* Begin *

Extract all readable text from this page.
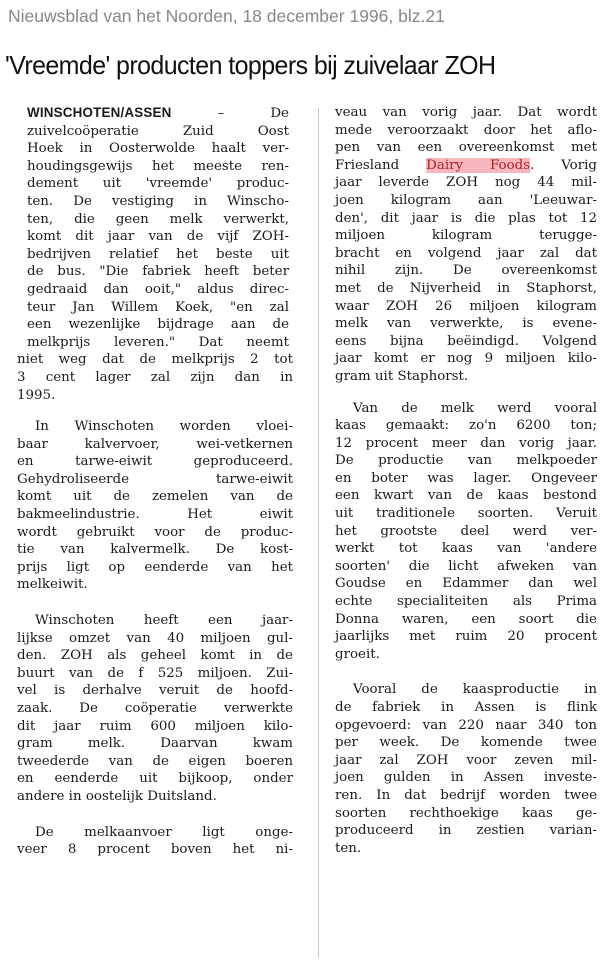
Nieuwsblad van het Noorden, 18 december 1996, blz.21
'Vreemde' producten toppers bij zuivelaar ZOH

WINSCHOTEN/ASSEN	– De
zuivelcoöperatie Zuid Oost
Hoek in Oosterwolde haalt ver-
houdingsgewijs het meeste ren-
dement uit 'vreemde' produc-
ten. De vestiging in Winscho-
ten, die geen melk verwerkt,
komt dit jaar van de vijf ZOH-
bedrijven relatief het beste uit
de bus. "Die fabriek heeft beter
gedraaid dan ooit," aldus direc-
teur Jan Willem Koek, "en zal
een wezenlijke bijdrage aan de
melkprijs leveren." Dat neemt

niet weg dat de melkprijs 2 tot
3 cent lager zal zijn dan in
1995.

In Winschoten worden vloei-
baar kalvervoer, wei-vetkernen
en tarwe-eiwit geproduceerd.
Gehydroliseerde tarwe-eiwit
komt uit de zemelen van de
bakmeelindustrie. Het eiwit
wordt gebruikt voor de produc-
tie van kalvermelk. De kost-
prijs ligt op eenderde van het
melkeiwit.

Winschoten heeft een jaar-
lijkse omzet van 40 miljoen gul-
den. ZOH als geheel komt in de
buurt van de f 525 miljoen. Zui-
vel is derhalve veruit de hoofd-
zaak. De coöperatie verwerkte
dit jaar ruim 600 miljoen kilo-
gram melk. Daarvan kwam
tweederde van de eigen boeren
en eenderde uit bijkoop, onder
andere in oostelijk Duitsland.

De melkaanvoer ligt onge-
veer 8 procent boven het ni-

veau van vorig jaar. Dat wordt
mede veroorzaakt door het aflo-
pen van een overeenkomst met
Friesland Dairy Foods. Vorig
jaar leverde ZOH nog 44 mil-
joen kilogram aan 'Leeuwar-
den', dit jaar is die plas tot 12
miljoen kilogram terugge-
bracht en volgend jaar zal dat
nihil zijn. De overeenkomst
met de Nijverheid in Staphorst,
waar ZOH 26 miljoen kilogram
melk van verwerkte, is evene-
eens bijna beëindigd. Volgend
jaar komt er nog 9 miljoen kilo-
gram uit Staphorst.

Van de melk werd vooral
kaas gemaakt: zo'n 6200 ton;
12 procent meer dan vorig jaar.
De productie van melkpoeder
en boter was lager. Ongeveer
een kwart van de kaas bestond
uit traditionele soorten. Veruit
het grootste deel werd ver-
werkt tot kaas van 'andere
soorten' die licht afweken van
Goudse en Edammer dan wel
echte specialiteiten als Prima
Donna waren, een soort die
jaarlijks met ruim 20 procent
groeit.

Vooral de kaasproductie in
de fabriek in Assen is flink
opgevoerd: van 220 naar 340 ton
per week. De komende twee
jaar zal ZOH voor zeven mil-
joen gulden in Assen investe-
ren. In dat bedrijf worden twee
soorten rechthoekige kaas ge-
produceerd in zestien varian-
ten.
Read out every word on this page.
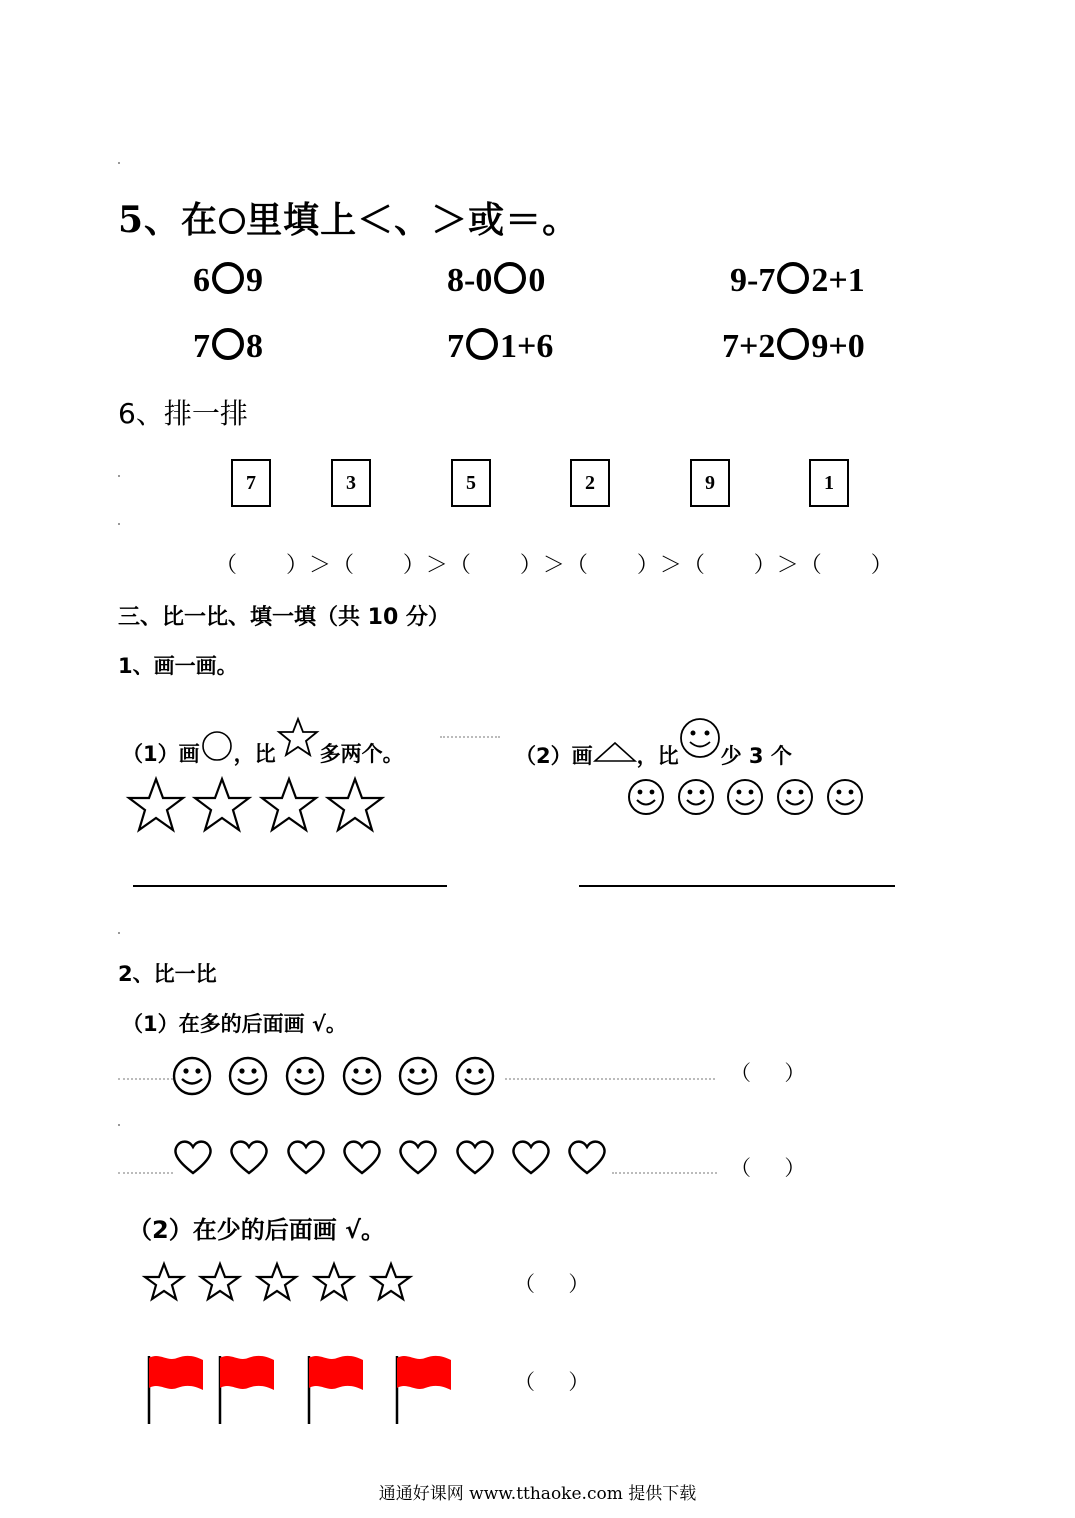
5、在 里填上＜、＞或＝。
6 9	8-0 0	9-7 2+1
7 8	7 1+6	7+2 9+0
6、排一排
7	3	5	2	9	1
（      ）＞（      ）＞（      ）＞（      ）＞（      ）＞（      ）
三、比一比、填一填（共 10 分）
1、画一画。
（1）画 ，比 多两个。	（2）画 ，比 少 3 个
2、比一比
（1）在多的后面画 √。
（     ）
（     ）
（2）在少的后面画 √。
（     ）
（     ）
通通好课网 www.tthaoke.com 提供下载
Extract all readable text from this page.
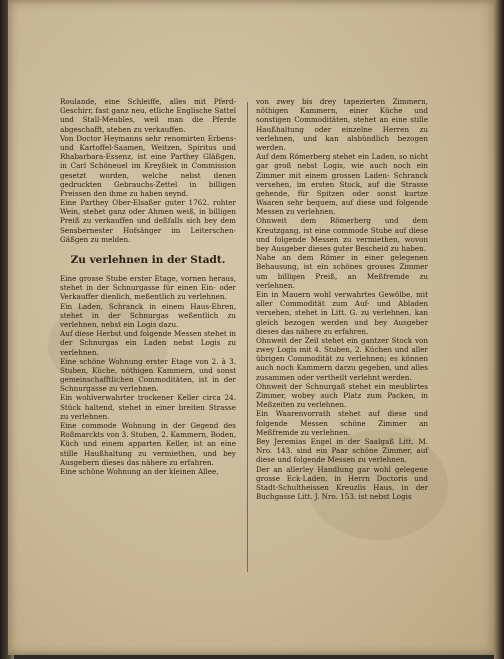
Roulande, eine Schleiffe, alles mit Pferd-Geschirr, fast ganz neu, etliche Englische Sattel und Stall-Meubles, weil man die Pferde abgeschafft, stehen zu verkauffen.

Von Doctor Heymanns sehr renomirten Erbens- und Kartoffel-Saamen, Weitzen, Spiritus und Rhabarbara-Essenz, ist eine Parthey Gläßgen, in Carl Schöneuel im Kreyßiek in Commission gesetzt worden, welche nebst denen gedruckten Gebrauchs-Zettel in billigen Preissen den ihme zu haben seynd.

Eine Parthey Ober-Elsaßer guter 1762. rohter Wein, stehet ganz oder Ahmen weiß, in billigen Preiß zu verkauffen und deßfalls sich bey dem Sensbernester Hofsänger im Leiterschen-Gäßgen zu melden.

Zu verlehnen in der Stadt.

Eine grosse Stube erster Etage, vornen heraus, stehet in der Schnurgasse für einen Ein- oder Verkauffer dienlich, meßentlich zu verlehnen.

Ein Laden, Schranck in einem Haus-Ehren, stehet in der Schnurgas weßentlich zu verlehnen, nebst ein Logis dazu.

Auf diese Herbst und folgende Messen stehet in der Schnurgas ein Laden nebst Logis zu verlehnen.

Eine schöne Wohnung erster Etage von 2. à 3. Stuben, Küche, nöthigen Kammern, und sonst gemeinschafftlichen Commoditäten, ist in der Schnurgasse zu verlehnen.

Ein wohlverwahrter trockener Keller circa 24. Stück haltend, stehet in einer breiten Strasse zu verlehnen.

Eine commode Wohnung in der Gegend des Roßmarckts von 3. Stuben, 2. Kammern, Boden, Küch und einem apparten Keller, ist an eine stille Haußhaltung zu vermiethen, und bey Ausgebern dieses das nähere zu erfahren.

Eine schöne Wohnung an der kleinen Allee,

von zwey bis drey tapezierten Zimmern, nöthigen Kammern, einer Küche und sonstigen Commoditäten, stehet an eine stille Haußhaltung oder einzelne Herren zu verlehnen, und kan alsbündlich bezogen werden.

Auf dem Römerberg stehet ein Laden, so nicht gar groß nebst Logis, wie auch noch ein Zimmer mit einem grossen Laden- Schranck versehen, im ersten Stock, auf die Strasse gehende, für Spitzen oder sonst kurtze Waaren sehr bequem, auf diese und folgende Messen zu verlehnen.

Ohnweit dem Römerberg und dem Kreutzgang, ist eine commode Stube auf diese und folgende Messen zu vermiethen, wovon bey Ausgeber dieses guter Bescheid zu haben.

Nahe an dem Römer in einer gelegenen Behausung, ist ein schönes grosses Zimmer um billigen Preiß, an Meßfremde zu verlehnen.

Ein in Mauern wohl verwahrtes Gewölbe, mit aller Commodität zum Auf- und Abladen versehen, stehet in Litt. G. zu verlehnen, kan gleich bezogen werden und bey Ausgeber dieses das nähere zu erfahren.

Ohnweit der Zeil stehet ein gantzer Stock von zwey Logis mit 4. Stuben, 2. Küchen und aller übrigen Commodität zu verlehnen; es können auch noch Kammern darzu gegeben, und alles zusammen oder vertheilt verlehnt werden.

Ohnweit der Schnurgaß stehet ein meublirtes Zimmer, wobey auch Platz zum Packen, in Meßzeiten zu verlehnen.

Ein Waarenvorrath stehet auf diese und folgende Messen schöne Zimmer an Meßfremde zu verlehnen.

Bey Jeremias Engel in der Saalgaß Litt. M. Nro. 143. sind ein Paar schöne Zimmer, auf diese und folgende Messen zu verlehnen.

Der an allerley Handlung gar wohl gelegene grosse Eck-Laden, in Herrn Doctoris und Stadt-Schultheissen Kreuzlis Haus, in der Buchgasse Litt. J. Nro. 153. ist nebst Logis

* End *

#### Aim of the exercise
Check the data for the word "Litt" and pull out the lines that have it.

#### Result for this exercise
Ein in Mauern wohl verwahrtes Gewölbe, mit aller Commodität zum Auf- und Abladen versehen, stehet in Litt. G. zu verlehnen, kan gleich bezogen werden und bey Ausgeber dieses das nähere zu erfahren.
Bey Jeremias Engel in der Saalgaß Litt. M. Nro. 143. sind ein Paar schöne Zimmer, auf diese und folgende Messen zu verlehnen.
Der an allerley Handlung gar wohl gelegene grosse Eck-Laden, in Herrn Doctoris und Stadt-Schultheissen Kreuzlis Haus, in der Buchgasse Litt. J. Nro. 153. ist nebst Logis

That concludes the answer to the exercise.